(Saved entries)
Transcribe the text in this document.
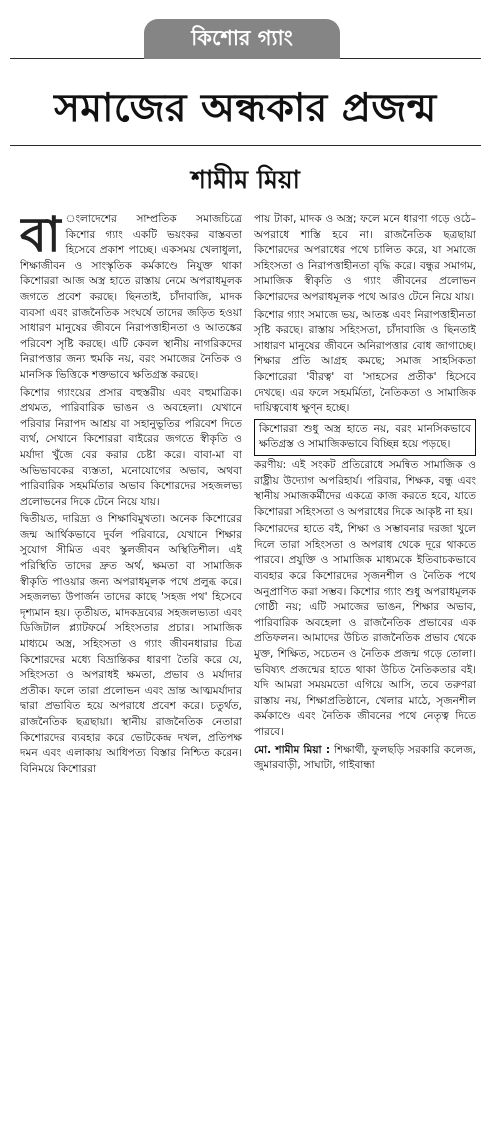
কিশোর গ্যাং
সমাজের অন্ধকার প্রজন্ম
শামীম মিয়া

বা ংলাদেশের সাম্প্রতিক সমাজচিত্রে কিশোর গ্যাং একটি ভয়ংকর বাস্তবতা হিসেবে প্রকাশ পাচ্ছে। একসময় খেলাধুলা, শিক্ষাজীবন ও সাংস্কৃতিক কর্মকাণ্ডে নিযুক্ত থাকা কিশোররা আজ অস্ত্র হাতে রাস্তায় নেমে অপরাধমূলক জগতে প্রবেশ করছে। ছিনতাই, চাঁদাবাজি, মাদক ব্যবসা এবং রাজনৈতিক সংঘর্ষে তাদের জড়িত হওয়া সাধারণ মানুষের জীবনে নিরাপত্তাহীনতা ও আতঙ্কের পরিবেশ সৃষ্টি করছে। এটি কেবল স্থানীয় নাগরিকদের নিরাপত্তার জন্য হুমকি নয়, বরং সমাজের নৈতিক ও মানসিক ভিত্তিকে শক্তভাবে ক্ষতিগ্রস্ত করছে।

কিশোর গ্যাংয়ের প্রসার বহুস্তরীয় এবং বহুমাত্রিক। প্রথমত, পারিবারিক ভাঙন ও অবহেলা। যেখানে পরিবার নিরাপদ আশ্রয় বা সহানুভূতির পরিবেশ দিতে ব্যর্থ, সেখানে কিশোররা বাইরের জগতে স্বীকৃতি ও মর্যাদা খুঁজে বের করার চেষ্টা করে। বাবা-মা বা অভিভাবকের ব্যস্ততা, মনোযোগের অভাব, অথবা পারিবারিক সহমর্মিতার অভাব কিশোরদের সহজলভ্য প্রলোভনের দিকে টেনে নিয়ে যায়।

দ্বিতীয়ত, দারিদ্র্য ও শিক্ষাবিমুখতা। অনেক কিশোরের জন্ম আর্থিকভাবে দুর্বল পরিবারে, যেখানে শিক্ষার সুযোগ সীমিত এবং স্কুলজীবন অস্থিতিশীল। এই পরিস্থিতি তাদের দ্রুত অর্থ, ক্ষমতা বা সামাজিক স্বীকৃতি পাওয়ার জন্য অপরাধমূলক পথে প্রলুব্ধ করে। সহজলভ্য উপার্জন তাদের কাছে 'সহজ পথ' হিসেবে দৃশ্যমান হয়। তৃতীয়ত, মাদকদ্রব্যের সহজলভ্যতা এবং ডিজিটাল প্ল্যাটফর্মে সহিংসতার প্রচার। সামাজিক মাধ্যমে অস্ত্র, সহিংসতা ও গ্যাং জীবনধারার চিত্র কিশোরদের মধ্যে বিভ্রান্তিকর ধারণা তৈরি করে যে, সহিংসতা ও অপরাধই ক্ষমতা, প্রভাব ও মর্যাদার প্রতীক। ফলে তারা প্রলোভন এবং ভ্রান্ত আত্মমর্যাদার দ্বারা প্রভাবিত হয়ে অপরাধে প্রবেশ করে। চতুর্থত, রাজনৈতিক ছত্রছায়া। স্থানীয় রাজনৈতিক নেতারা কিশোরদের ব্যবহার করে ভোটকেন্দ্র দখল, প্রতিপক্ষ দমন এবং এলাকায় আধিপত্য বিস্তার নিশ্চিত করেন। বিনিময়ে কিশোররা

পায় টাকা, মাদক ও অস্ত্র; ফলে মনে ধারণা গড়ে ওঠে– অপরাধে শাস্তি হবে না। রাজনৈতিক ছত্রছায়া কিশোরদের অপরাধের পথে চালিত করে, যা সমাজে সহিংসতা ও নিরাপত্তাহীনতা বৃদ্ধি করে। বন্ধুর সমাগম, সামাজিক স্বীকৃতি ও গ্যাং জীবনের প্রলোভন কিশোরদের অপরাধমূলক পথে আরও টেনে নিয়ে যায়।

কিশোর গ্যাং সমাজে ভয়, আতঙ্ক এবং নিরাপত্তাহীনতা সৃষ্টি করছে। রাস্তায় সহিংসতা, চাঁদাবাজি ও ছিনতাই সাধারণ মানুষের জীবনে অনিরাপত্তার বোধ জাগাচ্ছে। শিক্ষার প্রতি আগ্রহ কমছে; সমাজ সাহসিকতা কিশোরেরা 'বীরত্ব' বা 'সাহসের প্রতীক' হিসেবে দেখছে। এর ফলে সহমর্মিতা, নৈতিকতা ও সামাজিক দায়িত্ববোধ ক্ষুণ্ন হচ্ছে।

কিশোররা শুধু অস্ত্র হাতে নয়, বরং মানসিকভাবে ক্ষতিগ্রস্ত ও সামাজিকভাবে বিচ্ছিন্ন হয়ে পড়ছে।

করণীয়: এই সংকট প্রতিরোধে সমন্বিত সামাজিক ও রাষ্ট্রীয় উদ্যোগ অপরিহার্য। পরিবার, শিক্ষক, বন্ধু এবং স্থানীয় সমাজকর্মীদের একত্রে কাজ করতে হবে, যাতে কিশোররা সহিংসতা ও অপরাধের দিকে আকৃষ্ট না হয়।

কিশোরদের হাতে বই, শিক্ষা ও সম্ভাবনার দরজা খুলে দিলে তারা সহিংসতা ও অপরাধ থেকে দূরে থাকতে পারবে। প্রযুক্তি ও সামাজিক মাধ্যমকে ইতিবাচকভাবে ব্যবহার করে কিশোরদের সৃজনশীল ও নৈতিক পথে অনুপ্রাণিত করা সম্ভব। কিশোর গ্যাং শুধু অপরাধমূলক গোষ্ঠী নয়; এটি সমাজের ভাঙন, শিক্ষার অভাব, পারিবারিক অবহেলা ও রাজনৈতিক প্রভাবের এক প্রতিফলন। আমাদের উচিত রাজনৈতিক প্রভাব থেকে মুক্ত, শিক্ষিত, সচেতন ও নৈতিক প্রজন্ম গড়ে তোলা। ভবিষ্যৎ প্রজন্মের হাতে থাকা উচিত নৈতিকতার বই। যদি আমরা সময়মতো এগিয়ে আসি, তবে তরুণরা রাস্তায় নয়, শিক্ষাপ্রতিষ্ঠানে, খেলার মাঠে, সৃজনশীল কর্মকাণ্ডে এবং নৈতিক জীবনের পথে নেতৃত্ব দিতে পারবে।

মো. শামীম মিয়া : শিক্ষার্থী, ফুলছড়ি সরকারি কলেজ, জুমারবাড়ী, সাঘাটা, গাইবান্ধা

* Exercise aim: Transcribe the records verbatim and omit the images.

* Response to this task:
Transcribe the text in this document.
কিশোর গ্যাং
সমাজের অন্ধকার প্রজন্ম
শামীম মিয়া

বা ংলাদেশের সাম্প্রতিক সমাজচিত্রে কিশোর গ্যাং একটি ভয়ংকর বাস্তবতা হিসেবে প্রকাশ পাচ্ছে। একসময় খেলাধুলা, শিক্ষাজীবন ও সাংস্কৃতিক কর্মকাণ্ডে নিযুক্ত থাকা কিশোররা আজ অস্ত্র হাতে রাস্তায় নেমে অপরাধমূলক জগতে প্রবেশ করছে। ছিনতাই, চাঁদাবাজি, মাদক ব্যবসা এবং রাজনৈতিক সংঘর্ষে তাদের জড়িত হওয়া সাধারণ মানুষের জীবনে নিরাপত্তাহীনতা ও আতঙ্কের পরিবেশ সৃষ্টি করছে। এটি কেবল স্থানীয় নাগরিকদের নিরাপত্তার জন্য হুমকি নয়, বরং সমাজের নৈতিক ও মানসিক ভিত্তিকে শক্তভাবে ক্ষতিগ্রস্ত করছে।

কিশোর গ্যাংয়ের প্রসার বহুস্তরীয় এবং বহুমাত্রিক। প্রথমত, পারিবারিক ভাঙন ও অবহেলা। যেখানে পরিবার নিরাপদ আশ্রয় বা সহানুভূতির পরিবেশ দিতে ব্যর্থ, সেখানে কিশোররা বাইরের জগতে স্বীকৃতি ও মর্যাদা খুঁজে বের করার চেষ্টা করে। বাবা-মা বা অভিভাবকের ব্যস্ততা, মনোযোগের অভাব, অথবা পারিবারিক সহমর্মিতার অভাব কিশোরদের সহজলভ্য প্রলোভনের দিকে টেনে নিয়ে যায়।

দ্বিতীয়ত, দারিদ্র্য ও শিক্ষাবিমুখতা। অনেক কিশোরের জন্ম আর্থিকভাবে দুর্বল পরিবারে, যেখানে শিক্ষার সুযোগ সীমিত এবং স্কুলজীবন অস্থিতিশীল। এই পরিস্থিতি তাদের দ্রুত অর্থ, ক্ষমতা বা সামাজিক স্বীকৃতি পাওয়ার জন্য অপরাধমূলক পথে প্রলুব্ধ করে। সহজলভ্য উপার্জন তাদের কাছে 'সহজ পথ' হিসেবে দৃশ্যমান হয়। তৃতীয়ত, মাদকদ্রব্যের সহজলভ্যতা এবং ডিজিটাল প্ল্যাটফর্মে সহিংসতার প্রচার। সামাজিক মাধ্যমে অস্ত্র, সহিংসতা ও গ্যাং জীবনধারার চিত্র কিশোরদের মধ্যে বিভ্রান্তিকর ধারণা তৈরি করে যে, সহিংসতা ও অপরাধই ক্ষমতা, প্রভাব ও মর্যাদার প্রতীক। ফলে তারা প্রলোভন এবং ভ্রান্ত আত্মমর্যাদার দ্বারা প্রভাবিত হয়ে অপরাধে প্রবেশ করে। চতুর্থত, রাজনৈতিক ছত্রছায়া। স্থানীয় রাজনৈতিক নেতারা কিশোরদের ব্যবহার করে ভোটকেন্দ্র দখল, প্রতিপক্ষ দমন এবং এলাকায় আধিপত্য বিস্তার নিশ্চিত করেন। বিনিময়ে কিশোররা

পায় টাকা, মাদক ও অস্ত্র; ফলে মনে ধারণা গড়ে ওঠে– অপরাধে শাস্তি হবে না। রাজনৈতিক ছত্রছায়া কিশোরদের অপরাধের পথে চালিত করে, যা সমাজে সহিংসতা ও নিরাপত্তাহীনতা বৃদ্ধি করে। বন্ধুর সমাগম, সামাজিক স্বীকৃতি ও গ্যাং জীবনের প্রলোভন কিশোরদের অপরাধমূলক পথে আরও টেনে নিয়ে যায়।

কিশোর গ্যাং সমাজে ভয়, আতঙ্ক এবং নিরাপত্তাহীনতা সৃষ্টি করছে। রাস্তায় সহিংসতা, চাঁদাবাজি ও ছিনতাই সাধারণ মানুষের জীবনে অনিরাপত্তার বোধ জাগাচ্ছে। শিক্ষার প্রতি আগ্রহ কমছে; সমাজ সাহসিকতা কিশোরেরা 'বীরত্ব' বা 'সাহসের প্রতীক' হিসেবে দেখছে। এর ফলে সহমর্মিতা, নৈতিকতা ও সামাজিক দায়িত্ববোধ ক্ষুণ্ন হচ্ছে।

কিশোররা শুধু অস্ত্র হাতে নয়, বরং মানসিকভাবে ক্ষতিগ্রস্ত ও সামাজিকভাবে বিচ্ছিন্ন হয়ে পড়ছে।

করণীয়: এই সংকট প্রতিরোধে সমন্বিত সামাজিক ও রাষ্ট্রীয় উদ্যোগ অপরিহার্য। পরিবার, শিক্ষক, বন্ধু এবং স্থানীয় সমাজকর্মীদের একত্রে কাজ করতে হবে, যাতে কিশোররা সহিংসতা ও অপরাধের দিকে আকৃষ্ট না হয়।

কিশোরদের হাতে বই, শিক্ষা ও সম্ভাবনার দরজা খুলে দিলে তারা সহিংসতা ও অপরাধ থেকে দূরে থাকতে পারবে। প্রযুক্তি ও সামাজিক মাধ্যমকে ইতিবাচকভাবে ব্যবহার করে কিশোরদের সৃজনশীল ও নৈতিক পথে অনুপ্রাণিত করা সম্ভব। কিশোর গ্যাং শুধু অপরাধমূলক গোষ্ঠী নয়; এটি সমাজের ভাঙন, শিক্ষার অভাব, পারিবারিক অবহেলা ও রাজনৈতিক প্রভাবের এক প্রতিফলন। আমাদের উচিত রাজনৈতিক প্রভাব থেকে মুক্ত, শিক্ষিত, সচেতন ও নৈতিক প্রজন্ম গড়ে তোলা। ভবিষ্যৎ প্রজন্মের হাতে থাকা উচিত নৈতিকতার বই। যদি আমরা সময়মতো এগিয়ে আসি, তবে তরুণরা রাস্তায় নয়, শিক্ষাপ্রতিষ্ঠানে, খেলার মাঠে, সৃজনশীল কর্মকাণ্ডে এবং নৈতিক জীবনের পথে নেতৃত্ব দিতে পারবে।

মো. শামীম মিয়া : শিক্ষার্থী, ফুলছড়ি সরকারি কলেজ, জুমারবাড়ী, সাঘাটা, গাইবান্ধা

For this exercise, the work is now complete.